The listing below should be written out exactly; please include all of it.

(Records from a dataset)
○ ○ ○

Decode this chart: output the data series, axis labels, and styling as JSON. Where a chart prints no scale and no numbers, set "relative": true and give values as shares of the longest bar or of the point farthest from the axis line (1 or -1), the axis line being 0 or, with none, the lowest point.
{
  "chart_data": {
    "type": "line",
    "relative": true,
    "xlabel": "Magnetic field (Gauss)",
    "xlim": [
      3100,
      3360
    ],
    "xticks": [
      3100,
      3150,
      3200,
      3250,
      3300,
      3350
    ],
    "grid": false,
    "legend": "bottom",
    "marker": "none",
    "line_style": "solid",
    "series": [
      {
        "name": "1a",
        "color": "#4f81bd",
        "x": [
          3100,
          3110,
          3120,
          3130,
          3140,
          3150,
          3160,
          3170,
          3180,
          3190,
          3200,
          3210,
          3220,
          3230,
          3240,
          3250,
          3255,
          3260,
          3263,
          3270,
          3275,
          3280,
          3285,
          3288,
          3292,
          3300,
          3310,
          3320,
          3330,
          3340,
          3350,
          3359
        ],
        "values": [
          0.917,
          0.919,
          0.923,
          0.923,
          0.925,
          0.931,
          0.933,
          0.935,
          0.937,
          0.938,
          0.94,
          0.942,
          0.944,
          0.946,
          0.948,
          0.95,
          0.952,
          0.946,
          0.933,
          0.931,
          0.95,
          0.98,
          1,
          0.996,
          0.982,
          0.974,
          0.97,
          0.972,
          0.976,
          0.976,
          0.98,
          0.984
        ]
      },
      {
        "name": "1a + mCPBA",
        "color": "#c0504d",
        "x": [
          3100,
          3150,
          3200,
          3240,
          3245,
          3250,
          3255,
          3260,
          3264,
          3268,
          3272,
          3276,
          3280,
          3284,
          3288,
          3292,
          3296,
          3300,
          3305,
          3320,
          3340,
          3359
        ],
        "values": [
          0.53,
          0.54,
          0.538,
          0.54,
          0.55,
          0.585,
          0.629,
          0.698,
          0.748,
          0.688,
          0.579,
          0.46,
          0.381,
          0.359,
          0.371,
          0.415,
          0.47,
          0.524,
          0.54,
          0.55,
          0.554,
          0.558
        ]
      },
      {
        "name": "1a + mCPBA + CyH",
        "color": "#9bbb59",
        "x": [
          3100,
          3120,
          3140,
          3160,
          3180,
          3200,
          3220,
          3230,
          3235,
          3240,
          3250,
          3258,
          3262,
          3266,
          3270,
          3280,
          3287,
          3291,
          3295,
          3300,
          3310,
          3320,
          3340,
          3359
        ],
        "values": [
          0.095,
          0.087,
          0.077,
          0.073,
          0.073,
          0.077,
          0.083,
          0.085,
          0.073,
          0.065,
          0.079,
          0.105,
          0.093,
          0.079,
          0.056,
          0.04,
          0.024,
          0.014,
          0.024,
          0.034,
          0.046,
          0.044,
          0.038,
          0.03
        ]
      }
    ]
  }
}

○ ○ ○

◆ Answer to this task
Decode this chart: output the data series, axis labels, and styling as JSON. Where a chart prints no scale and no numbers, set "relative": true and give values as shares of the longest bar or of the point farthest from the axis line (1 or -1), the axis line being 0 or, with none, the lowest point.
{
  "chart_data": {
    "type": "line",
    "relative": true,
    "xlabel": "Magnetic field (Gauss)",
    "xlim": [
      3100,
      3360
    ],
    "xticks": [
      3100,
      3150,
      3200,
      3250,
      3300,
      3350
    ],
    "grid": false,
    "legend": "bottom",
    "marker": "none",
    "line_style": "solid",
    "series": [
      {
        "name": "1a",
        "color": "#4f81bd",
        "x": [
          3100,
          3110,
          3120,
          3130,
          3140,
          3150,
          3160,
          3170,
          3180,
          3190,
          3200,
          3210,
          3220,
          3230,
          3240,
          3250,
          3255,
          3260,
          3263,
          3270,
          3275,
          3280,
          3285,
          3288,
          3292,
          3300,
          3310,
          3320,
          3330,
          3340,
          3350,
          3359
        ],
        "values": [
          0.917,
          0.919,
          0.923,
          0.923,
          0.925,
          0.931,
          0.933,
          0.935,
          0.937,
          0.938,
          0.94,
          0.942,
          0.944,
          0.946,
          0.948,
          0.95,
          0.952,
          0.946,
          0.933,
          0.931,
          0.95,
          0.98,
          1,
          0.996,
          0.982,
          0.974,
          0.97,
          0.972,
          0.976,
          0.976,
          0.98,
          0.984
        ]
      },
      {
        "name": "1a + mCPBA",
        "color": "#c0504d",
        "x": [
          3100,
          3150,
          3200,
          3240,
          3245,
          3250,
          3255,
          3260,
          3264,
          3268,
          3272,
          3276,
          3280,
          3284,
          3288,
          3292,
          3296,
          3300,
          3305,
          3320,
          3340,
          3359
        ],
        "values": [
          0.53,
          0.54,
          0.538,
          0.54,
          0.55,
          0.585,
          0.629,
          0.698,
          0.748,
          0.688,
          0.579,
          0.46,
          0.381,
          0.359,
          0.371,
          0.415,
          0.47,
          0.524,
          0.54,
          0.55,
          0.554,
          0.558
        ]
      },
      {
        "name": "1a + mCPBA + CyH",
        "color": "#9bbb59",
        "x": [
          3100,
          3120,
          3140,
          3160,
          3180,
          3200,
          3220,
          3230,
          3235,
          3240,
          3250,
          3258,
          3262,
          3266,
          3270,
          3280,
          3287,
          3291,
          3295,
          3300,
          3310,
          3320,
          3340,
          3359
        ],
        "values": [
          0.095,
          0.087,
          0.077,
          0.073,
          0.073,
          0.077,
          0.083,
          0.085,
          0.073,
          0.065,
          0.079,
          0.105,
          0.093,
          0.079,
          0.056,
          0.04,
          0.024,
          0.014,
          0.024,
          0.034,
          0.046,
          0.044,
          0.038,
          0.03
        ]
      }
    ]
  }
}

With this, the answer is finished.